> _Record set_:
--- start ---

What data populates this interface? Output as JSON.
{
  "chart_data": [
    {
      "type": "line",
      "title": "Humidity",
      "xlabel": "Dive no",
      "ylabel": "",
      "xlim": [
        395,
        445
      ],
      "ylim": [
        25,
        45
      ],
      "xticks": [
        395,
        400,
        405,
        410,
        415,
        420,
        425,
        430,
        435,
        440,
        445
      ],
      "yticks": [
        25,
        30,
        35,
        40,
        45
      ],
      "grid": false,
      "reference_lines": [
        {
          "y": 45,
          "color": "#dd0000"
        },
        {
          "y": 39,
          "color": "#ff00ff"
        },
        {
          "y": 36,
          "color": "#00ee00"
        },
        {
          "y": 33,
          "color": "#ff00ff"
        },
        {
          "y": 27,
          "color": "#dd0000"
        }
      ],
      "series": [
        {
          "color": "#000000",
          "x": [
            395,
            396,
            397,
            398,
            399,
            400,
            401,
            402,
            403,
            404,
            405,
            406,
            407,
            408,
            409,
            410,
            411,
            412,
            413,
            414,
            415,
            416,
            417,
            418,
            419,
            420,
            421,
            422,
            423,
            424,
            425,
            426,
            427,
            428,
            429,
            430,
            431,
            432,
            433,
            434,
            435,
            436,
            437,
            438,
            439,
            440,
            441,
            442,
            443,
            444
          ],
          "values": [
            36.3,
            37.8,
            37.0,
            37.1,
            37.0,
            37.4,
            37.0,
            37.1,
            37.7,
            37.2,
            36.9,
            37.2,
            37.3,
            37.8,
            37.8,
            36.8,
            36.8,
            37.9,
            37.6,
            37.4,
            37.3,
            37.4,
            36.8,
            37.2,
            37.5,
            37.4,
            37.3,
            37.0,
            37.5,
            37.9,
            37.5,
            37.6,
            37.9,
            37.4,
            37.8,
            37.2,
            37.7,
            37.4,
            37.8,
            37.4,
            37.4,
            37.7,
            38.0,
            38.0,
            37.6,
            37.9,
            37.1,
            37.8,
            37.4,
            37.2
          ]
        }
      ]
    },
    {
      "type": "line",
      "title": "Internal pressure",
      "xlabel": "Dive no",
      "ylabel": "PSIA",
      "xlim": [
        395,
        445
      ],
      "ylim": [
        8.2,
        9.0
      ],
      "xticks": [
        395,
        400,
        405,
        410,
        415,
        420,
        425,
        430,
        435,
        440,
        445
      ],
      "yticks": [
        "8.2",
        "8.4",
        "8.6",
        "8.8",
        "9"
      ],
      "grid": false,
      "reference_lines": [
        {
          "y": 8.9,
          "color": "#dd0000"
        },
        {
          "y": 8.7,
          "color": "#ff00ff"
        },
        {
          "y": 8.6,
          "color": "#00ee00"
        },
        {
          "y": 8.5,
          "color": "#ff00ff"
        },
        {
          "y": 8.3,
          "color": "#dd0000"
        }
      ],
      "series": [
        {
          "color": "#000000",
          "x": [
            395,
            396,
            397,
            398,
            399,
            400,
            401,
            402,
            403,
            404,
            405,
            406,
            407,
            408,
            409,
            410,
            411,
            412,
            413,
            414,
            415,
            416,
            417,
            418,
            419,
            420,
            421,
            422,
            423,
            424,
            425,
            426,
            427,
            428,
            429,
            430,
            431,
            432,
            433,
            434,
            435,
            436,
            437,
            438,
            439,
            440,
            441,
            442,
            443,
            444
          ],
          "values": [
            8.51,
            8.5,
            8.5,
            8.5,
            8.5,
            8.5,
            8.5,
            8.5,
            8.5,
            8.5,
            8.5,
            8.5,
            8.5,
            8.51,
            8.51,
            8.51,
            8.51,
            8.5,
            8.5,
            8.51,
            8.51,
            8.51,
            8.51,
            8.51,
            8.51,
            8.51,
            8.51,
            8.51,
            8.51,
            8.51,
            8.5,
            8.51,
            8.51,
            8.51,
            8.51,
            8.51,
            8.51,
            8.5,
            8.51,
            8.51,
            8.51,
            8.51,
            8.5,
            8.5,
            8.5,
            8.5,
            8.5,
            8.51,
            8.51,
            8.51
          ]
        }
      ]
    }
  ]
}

--- end ---

Reproduce the entire listing word for word.

What data populates this interface? Output as JSON.
{
  "chart_data": [
    {
      "type": "line",
      "title": "Humidity",
      "xlabel": "Dive no",
      "ylabel": "",
      "xlim": [
        395,
        445
      ],
      "ylim": [
        25,
        45
      ],
      "xticks": [
        395,
        400,
        405,
        410,
        415,
        420,
        425,
        430,
        435,
        440,
        445
      ],
      "yticks": [
        25,
        30,
        35,
        40,
        45
      ],
      "grid": false,
      "reference_lines": [
        {
          "y": 45,
          "color": "#dd0000"
        },
        {
          "y": 39,
          "color": "#ff00ff"
        },
        {
          "y": 36,
          "color": "#00ee00"
        },
        {
          "y": 33,
          "color": "#ff00ff"
        },
        {
          "y": 27,
          "color": "#dd0000"
        }
      ],
      "series": [
        {
          "color": "#000000",
          "x": [
            395,
            396,
            397,
            398,
            399,
            400,
            401,
            402,
            403,
            404,
            405,
            406,
            407,
            408,
            409,
            410,
            411,
            412,
            413,
            414,
            415,
            416,
            417,
            418,
            419,
            420,
            421,
            422,
            423,
            424,
            425,
            426,
            427,
            428,
            429,
            430,
            431,
            432,
            433,
            434,
            435,
            436,
            437,
            438,
            439,
            440,
            441,
            442,
            443,
            444
          ],
          "values": [
            36.3,
            37.8,
            37.0,
            37.1,
            37.0,
            37.4,
            37.0,
            37.1,
            37.7,
            37.2,
            36.9,
            37.2,
            37.3,
            37.8,
            37.8,
            36.8,
            36.8,
            37.9,
            37.6,
            37.4,
            37.3,
            37.4,
            36.8,
            37.2,
            37.5,
            37.4,
            37.3,
            37.0,
            37.5,
            37.9,
            37.5,
            37.6,
            37.9,
            37.4,
            37.8,
            37.2,
            37.7,
            37.4,
            37.8,
            37.4,
            37.4,
            37.7,
            38.0,
            38.0,
            37.6,
            37.9,
            37.1,
            37.8,
            37.4,
            37.2
          ]
        }
      ]
    },
    {
      "type": "line",
      "title": "Internal pressure",
      "xlabel": "Dive no",
      "ylabel": "PSIA",
      "xlim": [
        395,
        445
      ],
      "ylim": [
        8.2,
        9.0
      ],
      "xticks": [
        395,
        400,
        405,
        410,
        415,
        420,
        425,
        430,
        435,
        440,
        445
      ],
      "yticks": [
        "8.2",
        "8.4",
        "8.6",
        "8.8",
        "9"
      ],
      "grid": false,
      "reference_lines": [
        {
          "y": 8.9,
          "color": "#dd0000"
        },
        {
          "y": 8.7,
          "color": "#ff00ff"
        },
        {
          "y": 8.6,
          "color": "#00ee00"
        },
        {
          "y": 8.5,
          "color": "#ff00ff"
        },
        {
          "y": 8.3,
          "color": "#dd0000"
        }
      ],
      "series": [
        {
          "color": "#000000",
          "x": [
            395,
            396,
            397,
            398,
            399,
            400,
            401,
            402,
            403,
            404,
            405,
            406,
            407,
            408,
            409,
            410,
            411,
            412,
            413,
            414,
            415,
            416,
            417,
            418,
            419,
            420,
            421,
            422,
            423,
            424,
            425,
            426,
            427,
            428,
            429,
            430,
            431,
            432,
            433,
            434,
            435,
            436,
            437,
            438,
            439,
            440,
            441,
            442,
            443,
            444
          ],
          "values": [
            8.51,
            8.5,
            8.5,
            8.5,
            8.5,
            8.5,
            8.5,
            8.5,
            8.5,
            8.5,
            8.5,
            8.5,
            8.5,
            8.51,
            8.51,
            8.51,
            8.51,
            8.5,
            8.5,
            8.51,
            8.51,
            8.51,
            8.51,
            8.51,
            8.51,
            8.51,
            8.51,
            8.51,
            8.51,
            8.51,
            8.5,
            8.51,
            8.51,
            8.51,
            8.51,
            8.51,
            8.51,
            8.5,
            8.51,
            8.51,
            8.51,
            8.51,
            8.5,
            8.5,
            8.5,
            8.5,
            8.5,
            8.51,
            8.51,
            8.51
          ]
        }
      ]
    }
  ]
}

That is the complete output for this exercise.